WHAT TO DO → An exact reproduction of the records is required, with all images left out.
....
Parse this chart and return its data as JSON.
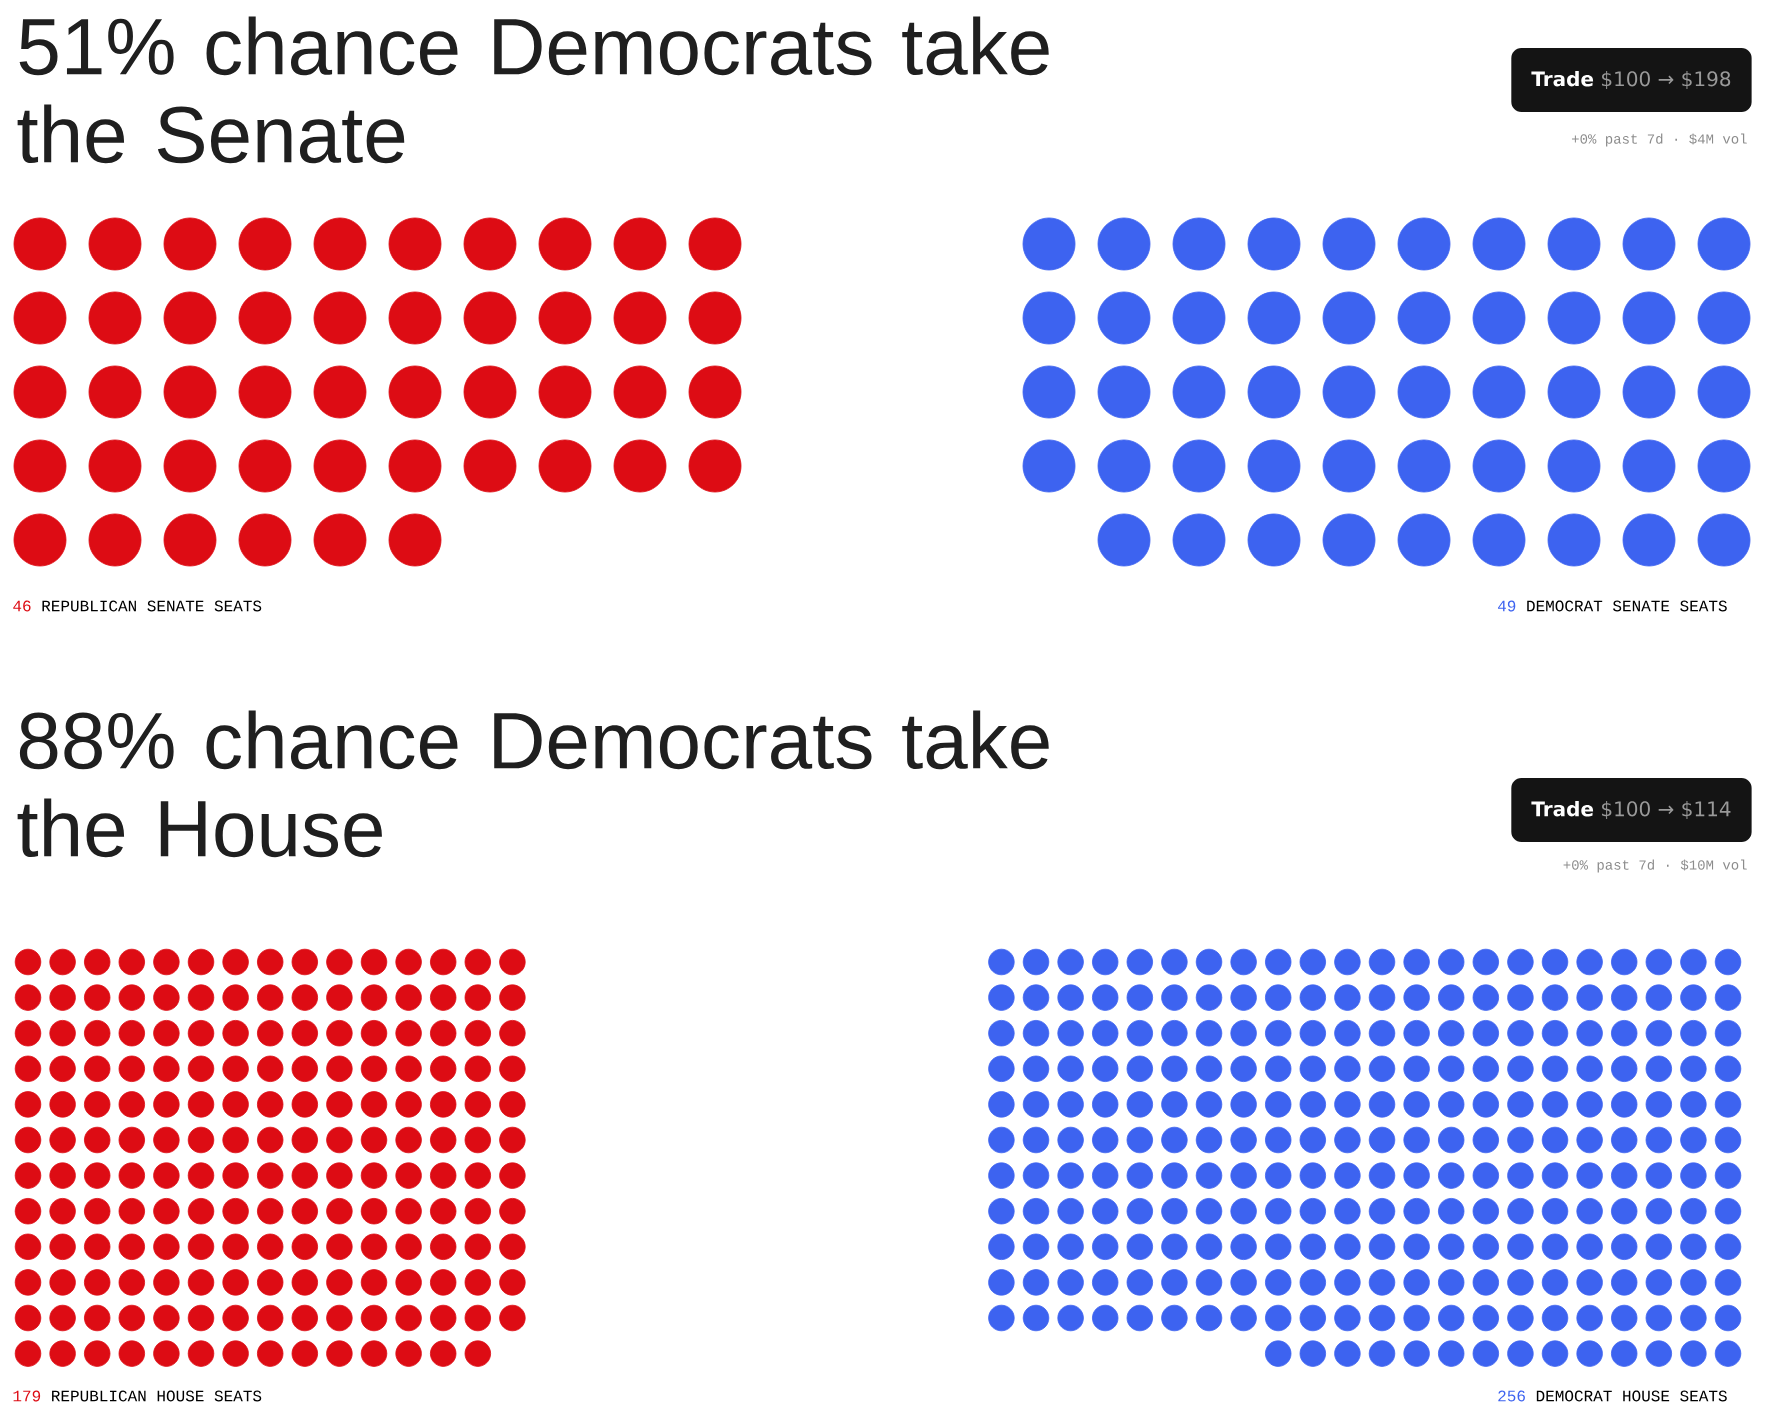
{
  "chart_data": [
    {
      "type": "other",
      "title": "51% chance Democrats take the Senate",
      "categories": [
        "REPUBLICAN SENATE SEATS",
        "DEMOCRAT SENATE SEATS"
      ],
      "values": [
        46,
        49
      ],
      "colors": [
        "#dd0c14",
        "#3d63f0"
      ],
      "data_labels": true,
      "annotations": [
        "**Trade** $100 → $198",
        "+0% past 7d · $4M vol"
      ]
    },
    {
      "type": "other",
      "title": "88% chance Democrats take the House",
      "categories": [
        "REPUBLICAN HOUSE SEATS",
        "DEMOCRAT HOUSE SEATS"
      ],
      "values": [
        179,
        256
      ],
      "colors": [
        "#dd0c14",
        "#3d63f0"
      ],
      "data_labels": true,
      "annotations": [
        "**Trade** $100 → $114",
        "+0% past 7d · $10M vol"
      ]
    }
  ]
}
....
ANSWER IN FULL →
Parse this chart and return its data as JSON.
{
  "chart_data": [
    {
      "type": "other",
      "title": "51% chance Democrats take the Senate",
      "categories": [
        "REPUBLICAN SENATE SEATS",
        "DEMOCRAT SENATE SEATS"
      ],
      "values": [
        46,
        49
      ],
      "colors": [
        "#dd0c14",
        "#3d63f0"
      ],
      "data_labels": true,
      "annotations": [
        "**Trade** $100 → $198",
        "+0% past 7d · $4M vol"
      ]
    },
    {
      "type": "other",
      "title": "88% chance Democrats take the House",
      "categories": [
        "REPUBLICAN HOUSE SEATS",
        "DEMOCRAT HOUSE SEATS"
      ],
      "values": [
        179,
        256
      ],
      "colors": [
        "#dd0c14",
        "#3d63f0"
      ],
      "data_labels": true,
      "annotations": [
        "**Trade** $100 → $114",
        "+0% past 7d · $10M vol"
      ]
    }
  ]
}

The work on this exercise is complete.